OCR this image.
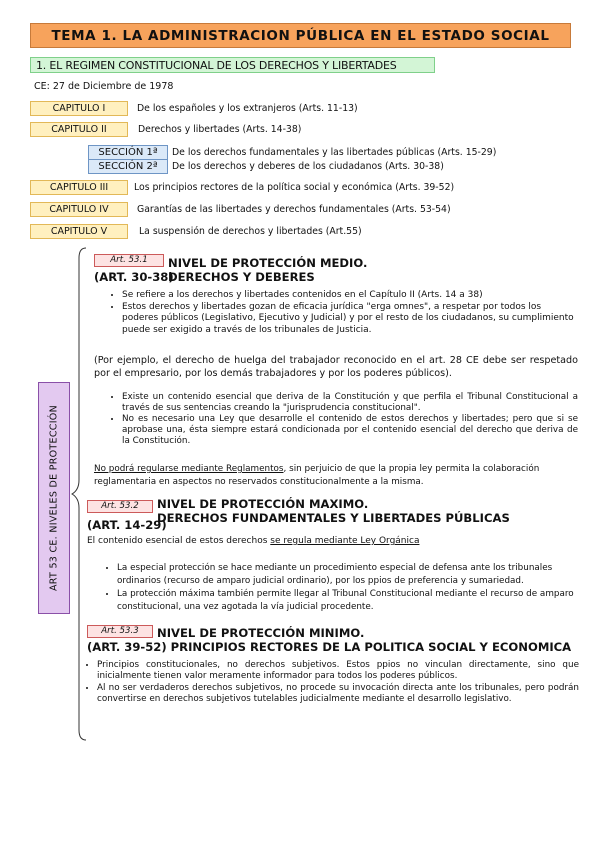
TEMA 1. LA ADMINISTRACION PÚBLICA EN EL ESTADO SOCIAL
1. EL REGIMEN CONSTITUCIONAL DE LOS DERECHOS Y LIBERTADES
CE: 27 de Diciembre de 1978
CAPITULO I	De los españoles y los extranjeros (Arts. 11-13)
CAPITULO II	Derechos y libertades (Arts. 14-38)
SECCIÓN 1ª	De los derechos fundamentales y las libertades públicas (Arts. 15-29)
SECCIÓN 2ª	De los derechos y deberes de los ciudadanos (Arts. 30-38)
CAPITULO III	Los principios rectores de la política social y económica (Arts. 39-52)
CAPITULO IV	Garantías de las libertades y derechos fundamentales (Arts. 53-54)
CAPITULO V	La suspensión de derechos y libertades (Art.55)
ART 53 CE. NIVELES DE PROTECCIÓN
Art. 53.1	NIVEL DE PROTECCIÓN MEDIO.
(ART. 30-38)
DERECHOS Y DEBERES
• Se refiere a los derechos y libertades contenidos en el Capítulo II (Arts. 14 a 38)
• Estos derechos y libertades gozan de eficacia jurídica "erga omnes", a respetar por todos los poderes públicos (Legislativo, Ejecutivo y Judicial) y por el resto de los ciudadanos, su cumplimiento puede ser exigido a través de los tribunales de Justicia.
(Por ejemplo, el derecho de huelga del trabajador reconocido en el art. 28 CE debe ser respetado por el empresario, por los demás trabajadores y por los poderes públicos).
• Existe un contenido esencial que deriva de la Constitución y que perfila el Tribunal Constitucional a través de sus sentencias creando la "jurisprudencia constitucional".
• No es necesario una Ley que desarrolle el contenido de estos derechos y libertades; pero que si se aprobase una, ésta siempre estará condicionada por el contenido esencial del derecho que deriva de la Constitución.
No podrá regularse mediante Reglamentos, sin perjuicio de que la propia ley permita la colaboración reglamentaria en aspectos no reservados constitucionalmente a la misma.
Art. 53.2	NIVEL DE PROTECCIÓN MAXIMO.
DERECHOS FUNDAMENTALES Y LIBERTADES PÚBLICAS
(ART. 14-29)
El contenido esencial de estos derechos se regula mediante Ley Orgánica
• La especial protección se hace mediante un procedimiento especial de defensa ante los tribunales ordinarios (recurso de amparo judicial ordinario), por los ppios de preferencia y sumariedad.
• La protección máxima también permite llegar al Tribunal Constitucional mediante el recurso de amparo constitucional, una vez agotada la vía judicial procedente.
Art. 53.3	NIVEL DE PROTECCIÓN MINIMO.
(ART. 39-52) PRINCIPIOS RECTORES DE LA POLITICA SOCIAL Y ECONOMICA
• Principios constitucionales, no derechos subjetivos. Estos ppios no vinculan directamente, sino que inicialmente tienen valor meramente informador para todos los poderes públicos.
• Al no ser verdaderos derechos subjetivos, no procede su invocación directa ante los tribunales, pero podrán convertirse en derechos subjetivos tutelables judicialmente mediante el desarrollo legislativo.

==

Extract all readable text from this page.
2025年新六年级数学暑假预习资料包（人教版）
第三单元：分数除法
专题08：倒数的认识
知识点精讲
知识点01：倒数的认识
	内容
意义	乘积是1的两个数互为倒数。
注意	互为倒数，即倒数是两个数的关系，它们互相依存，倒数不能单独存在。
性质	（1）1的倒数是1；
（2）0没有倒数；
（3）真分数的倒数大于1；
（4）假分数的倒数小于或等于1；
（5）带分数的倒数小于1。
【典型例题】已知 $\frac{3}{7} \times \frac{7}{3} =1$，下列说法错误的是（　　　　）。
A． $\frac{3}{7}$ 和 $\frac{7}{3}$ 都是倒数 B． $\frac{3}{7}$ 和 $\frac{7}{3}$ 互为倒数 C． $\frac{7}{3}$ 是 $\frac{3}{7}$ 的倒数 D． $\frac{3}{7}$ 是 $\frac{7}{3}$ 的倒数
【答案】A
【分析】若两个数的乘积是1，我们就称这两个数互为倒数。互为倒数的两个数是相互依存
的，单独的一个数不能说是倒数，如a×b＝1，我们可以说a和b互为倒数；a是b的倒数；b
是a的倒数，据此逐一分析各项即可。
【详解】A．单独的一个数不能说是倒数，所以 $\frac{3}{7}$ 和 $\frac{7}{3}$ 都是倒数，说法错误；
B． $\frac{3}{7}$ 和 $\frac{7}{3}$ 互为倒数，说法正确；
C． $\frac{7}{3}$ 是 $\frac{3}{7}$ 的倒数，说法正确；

---

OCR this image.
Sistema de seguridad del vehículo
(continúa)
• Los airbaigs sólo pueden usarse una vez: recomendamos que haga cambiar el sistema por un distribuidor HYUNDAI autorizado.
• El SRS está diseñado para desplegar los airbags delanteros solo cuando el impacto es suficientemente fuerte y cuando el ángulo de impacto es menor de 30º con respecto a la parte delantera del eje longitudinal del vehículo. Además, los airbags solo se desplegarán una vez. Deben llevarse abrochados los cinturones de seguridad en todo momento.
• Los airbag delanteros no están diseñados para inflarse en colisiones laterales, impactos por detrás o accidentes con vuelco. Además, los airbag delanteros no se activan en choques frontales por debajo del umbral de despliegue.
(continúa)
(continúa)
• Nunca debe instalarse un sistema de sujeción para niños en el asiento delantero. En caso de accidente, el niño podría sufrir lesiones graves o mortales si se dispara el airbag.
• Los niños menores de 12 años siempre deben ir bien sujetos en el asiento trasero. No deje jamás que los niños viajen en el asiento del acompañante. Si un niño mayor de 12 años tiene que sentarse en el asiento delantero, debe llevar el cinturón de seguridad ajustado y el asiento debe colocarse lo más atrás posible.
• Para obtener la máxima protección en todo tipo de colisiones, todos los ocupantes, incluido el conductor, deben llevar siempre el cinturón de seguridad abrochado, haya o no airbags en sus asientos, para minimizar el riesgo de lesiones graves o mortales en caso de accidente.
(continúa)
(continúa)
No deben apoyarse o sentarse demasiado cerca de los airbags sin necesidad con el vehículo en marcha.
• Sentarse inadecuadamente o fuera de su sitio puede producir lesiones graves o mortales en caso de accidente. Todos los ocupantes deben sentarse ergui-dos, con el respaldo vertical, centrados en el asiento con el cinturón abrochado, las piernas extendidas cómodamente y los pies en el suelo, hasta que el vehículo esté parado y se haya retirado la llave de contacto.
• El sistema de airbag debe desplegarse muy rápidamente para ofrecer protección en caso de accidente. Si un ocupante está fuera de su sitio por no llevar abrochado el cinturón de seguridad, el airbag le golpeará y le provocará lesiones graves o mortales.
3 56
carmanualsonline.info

Aim of the exercise
Give only the number of lines that include the word "CAPITULO".

Solution for this problem
5